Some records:
# # #
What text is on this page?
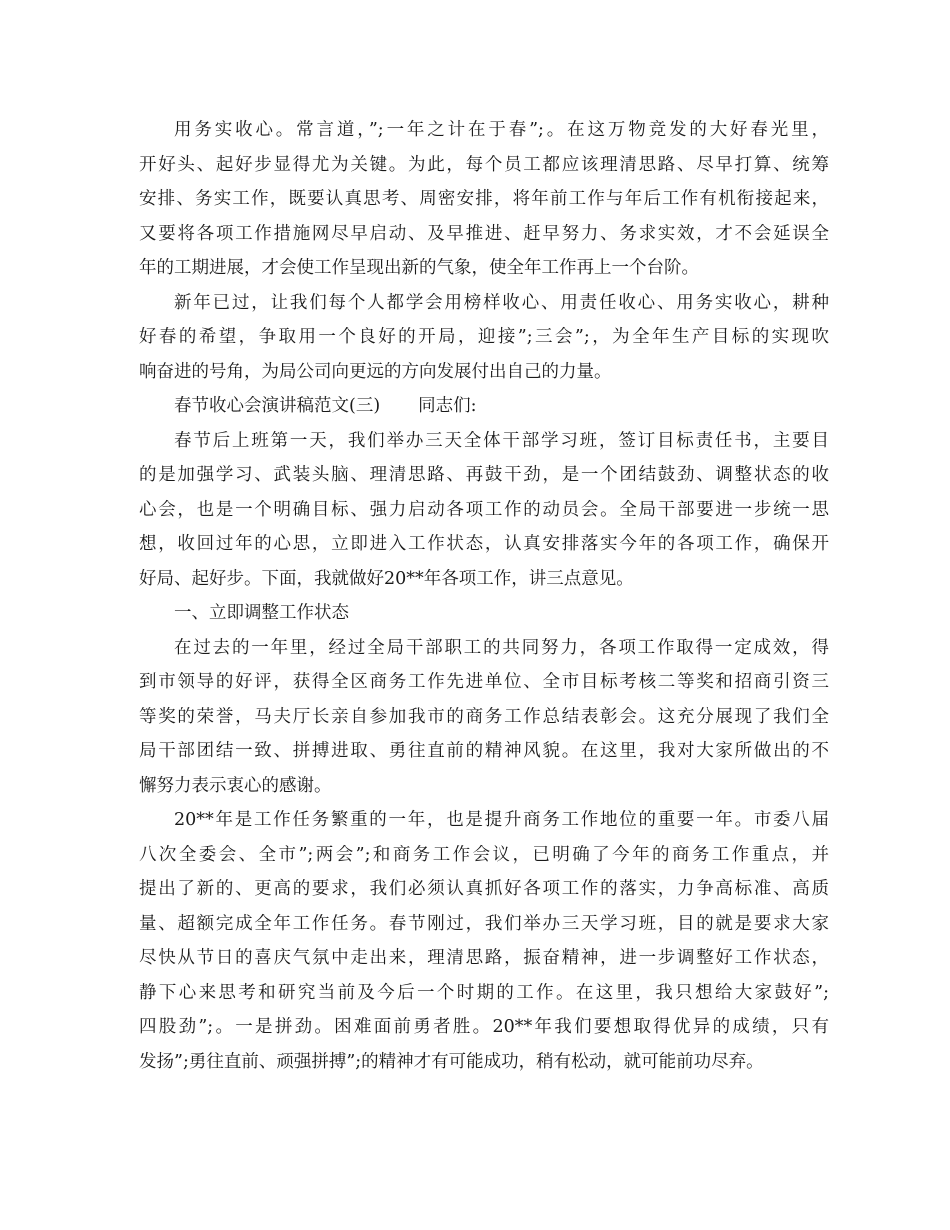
用务实收心。常言道，”;一年之计在于春”;。在这万物竞发的大好春光里，
开好头、起好步显得尤为关键。为此，每个员工都应该理清思路、尽早打算、统筹
安排、务实工作，既要认真思考、周密安排，将年前工作与年后工作有机衔接起来，
又要将各项工作措施网尽早启动、及早推进、赶早努力、务求实效，才不会延误全
年的工期进展，才会使工作呈现出新的气象，使全年工作再上一个台阶。
新年已过，让我们每个人都学会用榜样收心、用责任收心、用务实收心，耕种
好春的希望，争取用一个良好的开局，迎接”;三会”;，为全年生产目标的实现吹
响奋进的号角，为局公司向更远的方向发展付出自己的力量。
春节收心会演讲稿范文(三) 同志们:
春节后上班第一天，我们举办三天全体干部学习班，签订目标责任书，主要目
的是加强学习、武装头脑、理清思路、再鼓干劲，是一个团结鼓劲、调整状态的收
心会，也是一个明确目标、强力启动各项工作的动员会。全局干部要进一步统一思
想，收回过年的心思，立即进入工作状态，认真安排落实今年的各项工作，确保开
好局、起好步。下面，我就做好20**年各项工作，讲三点意见。
一、立即调整工作状态
在过去的一年里，经过全局干部职工的共同努力，各项工作取得一定成效，得
到市领导的好评，获得全区商务工作先进单位、全市目标考核二等奖和招商引资三
等奖的荣誉，马夫厅长亲自参加我市的商务工作总结表彰会。这充分展现了我们全
局干部团结一致、拼搏进取、勇往直前的精神风貌。在这里，我对大家所做出的不
懈努力表示衷心的感谢。
20**年是工作任务繁重的一年，也是提升商务工作地位的重要一年。市委八届
八次全委会、全市”;两会”;和商务工作会议，已明确了今年的商务工作重点，并
提出了新的、更高的要求，我们必须认真抓好各项工作的落实，力争高标准、高质
量、超额完成全年工作任务。春节刚过，我们举办三天学习班，目的就是要求大家
尽快从节日的喜庆气氛中走出来，理清思路，振奋精神，进一步调整好工作状态，
静下心来思考和研究当前及今后一个时期的工作。在这里，我只想给大家鼓好”;
四股劲”;。一是拼劲。困难面前勇者胜。20**年我们要想取得优异的成绩，只有
发扬”;勇往直前、顽强拼搏”;的精神才有可能成功，稍有松动，就可能前功尽弃。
# # #
• **What to work on**: Nothing in the entries above should change when they are printed again, except that the pictures are dropped.

• **Answer to the task**:
What text is on this page?
用务实收心。常言道，”;一年之计在于春”;。在这万物竞发的大好春光里，
开好头、起好步显得尤为关键。为此，每个员工都应该理清思路、尽早打算、统筹
安排、务实工作，既要认真思考、周密安排，将年前工作与年后工作有机衔接起来，
又要将各项工作措施网尽早启动、及早推进、赶早努力、务求实效，才不会延误全
年的工期进展，才会使工作呈现出新的气象，使全年工作再上一个台阶。
新年已过，让我们每个人都学会用榜样收心、用责任收心、用务实收心，耕种
好春的希望，争取用一个良好的开局，迎接”;三会”;，为全年生产目标的实现吹
响奋进的号角，为局公司向更远的方向发展付出自己的力量。
春节收心会演讲稿范文(三) 同志们:
春节后上班第一天，我们举办三天全体干部学习班，签订目标责任书，主要目
的是加强学习、武装头脑、理清思路、再鼓干劲，是一个团结鼓劲、调整状态的收
心会，也是一个明确目标、强力启动各项工作的动员会。全局干部要进一步统一思
想，收回过年的心思，立即进入工作状态，认真安排落实今年的各项工作，确保开
好局、起好步。下面，我就做好20**年各项工作，讲三点意见。
一、立即调整工作状态
在过去的一年里，经过全局干部职工的共同努力，各项工作取得一定成效，得
到市领导的好评，获得全区商务工作先进单位、全市目标考核二等奖和招商引资三
等奖的荣誉，马夫厅长亲自参加我市的商务工作总结表彰会。这充分展现了我们全
局干部团结一致、拼搏进取、勇往直前的精神风貌。在这里，我对大家所做出的不
懈努力表示衷心的感谢。
20**年是工作任务繁重的一年，也是提升商务工作地位的重要一年。市委八届
八次全委会、全市”;两会”;和商务工作会议，已明确了今年的商务工作重点，并
提出了新的、更高的要求，我们必须认真抓好各项工作的落实，力争高标准、高质
量、超额完成全年工作任务。春节刚过，我们举办三天学习班，目的就是要求大家
尽快从节日的喜庆气氛中走出来，理清思路，振奋精神，进一步调整好工作状态，
静下心来思考和研究当前及今后一个时期的工作。在这里，我只想给大家鼓好”;
四股劲”;。一是拼劲。困难面前勇者胜。20**年我们要想取得优异的成绩，只有
发扬”;勇往直前、顽强拼搏”;的精神才有可能成功，稍有松动，就可能前功尽弃。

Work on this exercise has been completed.